What you are asked to do: Arrange the listing lines from the line with "Identify 65 of" through the line with "field-label: Док. удостов. личность пациента", both included, as a Markdown table with the columns Row and Listing line. Skip blank lines and leave the pictures out.
** START Listed records **
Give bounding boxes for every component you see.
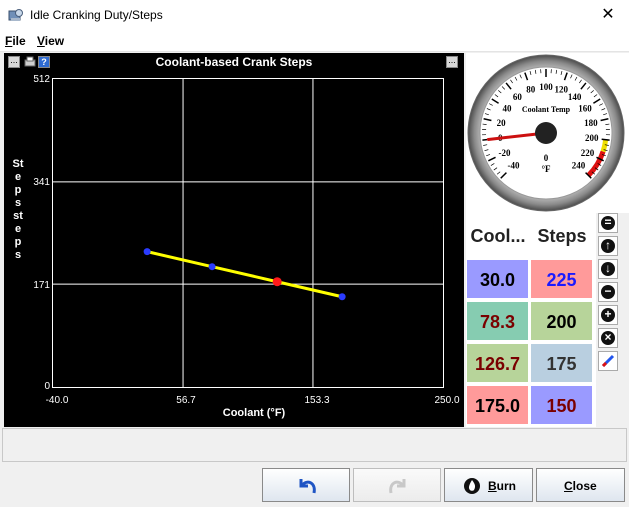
** END Listed records **
** START Listed records **
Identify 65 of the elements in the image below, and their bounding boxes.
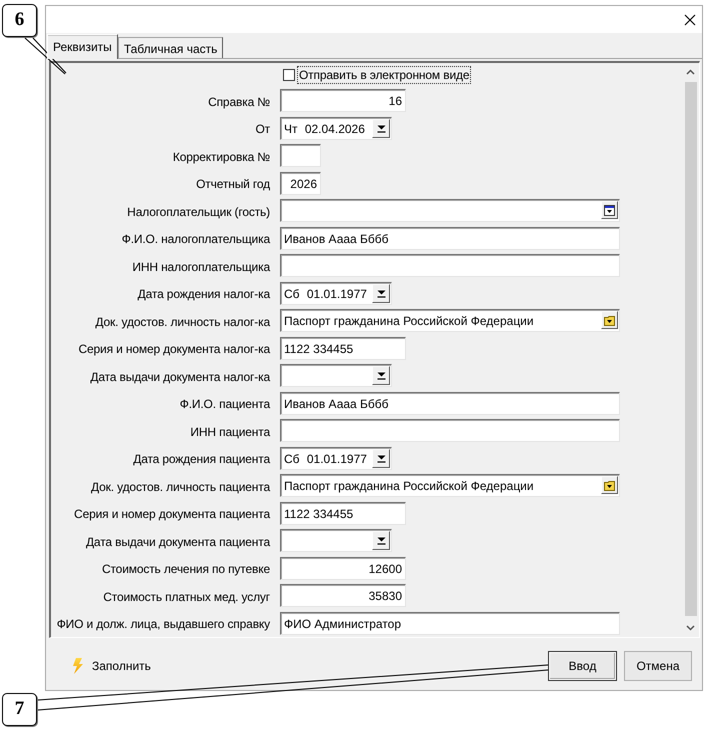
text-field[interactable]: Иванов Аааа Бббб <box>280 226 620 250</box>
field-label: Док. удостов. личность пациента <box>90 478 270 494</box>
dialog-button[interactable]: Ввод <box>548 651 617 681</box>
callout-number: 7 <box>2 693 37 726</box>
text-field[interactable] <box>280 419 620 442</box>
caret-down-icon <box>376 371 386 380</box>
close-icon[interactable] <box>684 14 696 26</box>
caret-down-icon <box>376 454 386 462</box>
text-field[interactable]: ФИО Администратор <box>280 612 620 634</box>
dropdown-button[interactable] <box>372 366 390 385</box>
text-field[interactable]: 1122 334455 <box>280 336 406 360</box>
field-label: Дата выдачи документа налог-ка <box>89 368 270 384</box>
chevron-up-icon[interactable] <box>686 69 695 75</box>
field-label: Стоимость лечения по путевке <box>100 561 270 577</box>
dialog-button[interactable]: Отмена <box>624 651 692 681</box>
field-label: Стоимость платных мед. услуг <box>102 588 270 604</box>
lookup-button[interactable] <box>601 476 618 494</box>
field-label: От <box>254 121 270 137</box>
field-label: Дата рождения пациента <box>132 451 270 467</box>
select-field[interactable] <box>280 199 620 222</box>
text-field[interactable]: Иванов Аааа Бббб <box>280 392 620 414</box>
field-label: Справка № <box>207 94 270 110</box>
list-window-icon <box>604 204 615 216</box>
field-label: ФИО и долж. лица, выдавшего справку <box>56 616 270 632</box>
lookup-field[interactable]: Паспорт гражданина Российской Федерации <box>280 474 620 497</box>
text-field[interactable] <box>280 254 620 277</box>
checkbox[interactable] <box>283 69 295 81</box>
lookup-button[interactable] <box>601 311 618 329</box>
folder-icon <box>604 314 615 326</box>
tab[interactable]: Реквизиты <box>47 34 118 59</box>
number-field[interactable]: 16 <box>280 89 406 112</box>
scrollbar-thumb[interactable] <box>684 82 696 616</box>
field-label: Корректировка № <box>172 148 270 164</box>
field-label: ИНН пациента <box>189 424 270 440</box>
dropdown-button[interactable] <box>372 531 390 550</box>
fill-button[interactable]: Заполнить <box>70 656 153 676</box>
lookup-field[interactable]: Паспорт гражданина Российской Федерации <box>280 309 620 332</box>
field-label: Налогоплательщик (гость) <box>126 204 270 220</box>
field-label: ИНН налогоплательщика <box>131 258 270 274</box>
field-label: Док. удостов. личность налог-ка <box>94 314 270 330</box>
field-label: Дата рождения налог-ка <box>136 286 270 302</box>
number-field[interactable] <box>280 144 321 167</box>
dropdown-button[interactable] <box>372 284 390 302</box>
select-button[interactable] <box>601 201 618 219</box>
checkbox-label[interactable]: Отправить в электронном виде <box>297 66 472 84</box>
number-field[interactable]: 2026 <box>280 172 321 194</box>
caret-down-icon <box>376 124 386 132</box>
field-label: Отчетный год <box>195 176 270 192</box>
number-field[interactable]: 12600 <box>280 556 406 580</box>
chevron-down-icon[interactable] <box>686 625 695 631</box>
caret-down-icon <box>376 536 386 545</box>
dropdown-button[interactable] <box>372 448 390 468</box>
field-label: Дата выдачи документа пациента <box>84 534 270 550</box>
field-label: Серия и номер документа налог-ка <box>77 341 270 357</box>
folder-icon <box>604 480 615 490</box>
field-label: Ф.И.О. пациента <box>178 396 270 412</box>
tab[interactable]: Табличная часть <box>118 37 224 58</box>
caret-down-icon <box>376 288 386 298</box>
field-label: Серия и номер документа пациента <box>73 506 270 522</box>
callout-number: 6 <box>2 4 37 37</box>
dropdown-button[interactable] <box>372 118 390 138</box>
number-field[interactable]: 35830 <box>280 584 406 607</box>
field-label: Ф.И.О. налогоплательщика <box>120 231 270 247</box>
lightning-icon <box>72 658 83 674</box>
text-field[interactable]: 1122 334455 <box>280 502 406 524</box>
** END Listed records **
Correct result:
| Row | Listing line |
|---|---|
| 1 | Identify 65 of the elements in the image below, and their bounding boxes. |
| 2 | text-field[interactable]: Иванов Аааа Бббб <box>280 226 620 250</box> |
| 3 | field-label: Док. удостов. личность пациента <box>90 478 270 494</box> |